*** TEXTO PARA ANÁLISE

Descoberto mecanismo cerebral do tabagismo

 

Um estudante norte-americano deu uma valiosa contribuição involuntária para o entendimento dos mecanismos neurais da dependência da nicotina. Tabagista inveterado desde os 14 anos, N. fumava dois maços por dia. Aos 30, sofreu um derrame – possivelmente associado ao seu vício – que provocou uma lesão na ínsula, região interna do cérebro do tamanho de uma moeda. No dia seguinte ao acidente, N. perdeu totalmente o interesse pelo cigarro: “Esqueci que eu era um fumante”, conta ele. “Meu corpo esqueceu a vontade de fumar.”

O caso de N. motivou uma equipe da Universidade de Iowa e da Universidade do Sul da Califórnia a investigar o papel dessa estrutura cerebral na dependência da nicotina. Após investigar dezenas de fumantes que haviam sofrido lesões cerebrais, os pesquisadores concluíram que a ínsula de fato é essencial para o estabelecimento do vício.

******

## VERIFIQUE SUA COMPREENSÃO
a – No texto sobre tabagismo, qual região do cérebro de N. foi lesionada pelo derrame?
b – Retome o texto sobre tabagismo logo após a última frase e dê continuidade a ele.
Os itens constituem material independente do texto sobre tabagismo.

*** ITENS LISTADOS

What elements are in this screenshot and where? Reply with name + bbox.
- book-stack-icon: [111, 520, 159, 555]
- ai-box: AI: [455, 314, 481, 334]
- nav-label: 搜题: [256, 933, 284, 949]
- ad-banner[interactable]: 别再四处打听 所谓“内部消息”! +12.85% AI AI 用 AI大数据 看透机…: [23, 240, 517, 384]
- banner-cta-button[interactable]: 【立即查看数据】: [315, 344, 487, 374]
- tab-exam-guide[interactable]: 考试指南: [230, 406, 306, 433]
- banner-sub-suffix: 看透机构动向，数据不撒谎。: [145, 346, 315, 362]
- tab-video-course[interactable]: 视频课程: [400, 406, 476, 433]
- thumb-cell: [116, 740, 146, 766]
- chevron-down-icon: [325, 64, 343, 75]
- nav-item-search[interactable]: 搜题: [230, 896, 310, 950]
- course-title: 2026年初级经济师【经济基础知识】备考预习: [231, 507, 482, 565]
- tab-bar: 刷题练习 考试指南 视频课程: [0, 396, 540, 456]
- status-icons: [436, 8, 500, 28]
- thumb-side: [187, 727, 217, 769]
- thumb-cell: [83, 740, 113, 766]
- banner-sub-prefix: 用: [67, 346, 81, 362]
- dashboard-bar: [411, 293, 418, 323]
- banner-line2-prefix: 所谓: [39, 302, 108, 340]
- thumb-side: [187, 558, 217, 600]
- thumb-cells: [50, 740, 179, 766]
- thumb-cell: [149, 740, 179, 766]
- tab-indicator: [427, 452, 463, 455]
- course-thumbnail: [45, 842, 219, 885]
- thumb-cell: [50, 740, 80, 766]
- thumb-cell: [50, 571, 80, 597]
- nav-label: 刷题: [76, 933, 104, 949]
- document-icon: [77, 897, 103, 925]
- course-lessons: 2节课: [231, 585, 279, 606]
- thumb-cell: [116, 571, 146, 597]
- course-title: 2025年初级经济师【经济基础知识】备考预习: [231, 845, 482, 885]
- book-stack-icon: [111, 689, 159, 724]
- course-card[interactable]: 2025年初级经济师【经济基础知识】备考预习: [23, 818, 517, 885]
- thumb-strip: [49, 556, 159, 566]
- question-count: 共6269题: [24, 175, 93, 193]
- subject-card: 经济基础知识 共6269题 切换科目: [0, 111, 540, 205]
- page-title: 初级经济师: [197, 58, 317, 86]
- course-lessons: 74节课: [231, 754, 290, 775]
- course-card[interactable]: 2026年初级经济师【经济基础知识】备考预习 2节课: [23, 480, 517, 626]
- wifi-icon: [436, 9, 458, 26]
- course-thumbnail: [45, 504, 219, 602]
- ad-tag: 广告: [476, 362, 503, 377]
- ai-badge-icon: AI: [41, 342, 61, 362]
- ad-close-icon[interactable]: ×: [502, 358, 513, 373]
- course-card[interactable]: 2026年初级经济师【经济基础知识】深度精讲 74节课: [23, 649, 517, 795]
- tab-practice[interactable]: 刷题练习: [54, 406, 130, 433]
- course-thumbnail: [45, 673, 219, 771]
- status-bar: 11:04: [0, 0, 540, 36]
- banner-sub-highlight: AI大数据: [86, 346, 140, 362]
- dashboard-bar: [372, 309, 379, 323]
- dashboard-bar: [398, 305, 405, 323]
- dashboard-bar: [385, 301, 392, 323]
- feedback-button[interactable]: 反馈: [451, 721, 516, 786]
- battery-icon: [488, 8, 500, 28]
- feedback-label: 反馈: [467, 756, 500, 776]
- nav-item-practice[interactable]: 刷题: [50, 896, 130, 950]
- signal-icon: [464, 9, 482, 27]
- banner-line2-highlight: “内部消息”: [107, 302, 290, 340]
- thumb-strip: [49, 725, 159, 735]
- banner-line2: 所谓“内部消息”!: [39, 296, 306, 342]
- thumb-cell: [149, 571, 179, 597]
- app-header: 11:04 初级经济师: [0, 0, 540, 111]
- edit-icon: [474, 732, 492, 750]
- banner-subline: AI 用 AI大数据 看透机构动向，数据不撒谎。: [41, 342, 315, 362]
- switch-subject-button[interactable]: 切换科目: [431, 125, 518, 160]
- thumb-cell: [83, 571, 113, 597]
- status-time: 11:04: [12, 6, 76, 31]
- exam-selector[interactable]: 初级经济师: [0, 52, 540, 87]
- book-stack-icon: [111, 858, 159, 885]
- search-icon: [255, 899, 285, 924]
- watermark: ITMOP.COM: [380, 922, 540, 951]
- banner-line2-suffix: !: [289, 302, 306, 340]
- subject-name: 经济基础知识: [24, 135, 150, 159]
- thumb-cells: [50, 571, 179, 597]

******

## RESPOSTAS POR TAREFA
a – A ínsula, região interna do cérebro do tamanho de uma moeda.

b –
A equipe investigou 69 indivíduos que haviam sofrido lesões do cérebro, selecionados em um registro de pacientes que a Universidade de Iowa mantém há mais de dez anos. Em 19 casos, as lesões haviam afetado a ínsula, região envolvida nas necessidades conscientes e no processamento de emoções e sentimentos; nos 50 restantes, outras regiões cerebrais haviam sido afetadas.

Os pacientes que haviam parado de fumar após o acidente responderam a um questionário que avaliava se eles consideravam que havia sido fácil parar, se ainda sentiam vontade de fumar e se haviam tido alguma recaída. Os resultados mostraram que havia uma relação significativa entre a região do cérebro lesionada e o fim da dependência da nicotina após a lesão: entre os 13 pacientes com lesão na ínsula que haviam parado de fumar, 12 não manifestavam mais dependência; já entre os 19 ex-fumantes com lesões em outras regiões, apenas quatro podiam ser considerados livres da dependência.

Campanha antitabagista do serviço britânico de saúde pública mostra usuário literalmente fisgado pelo vício.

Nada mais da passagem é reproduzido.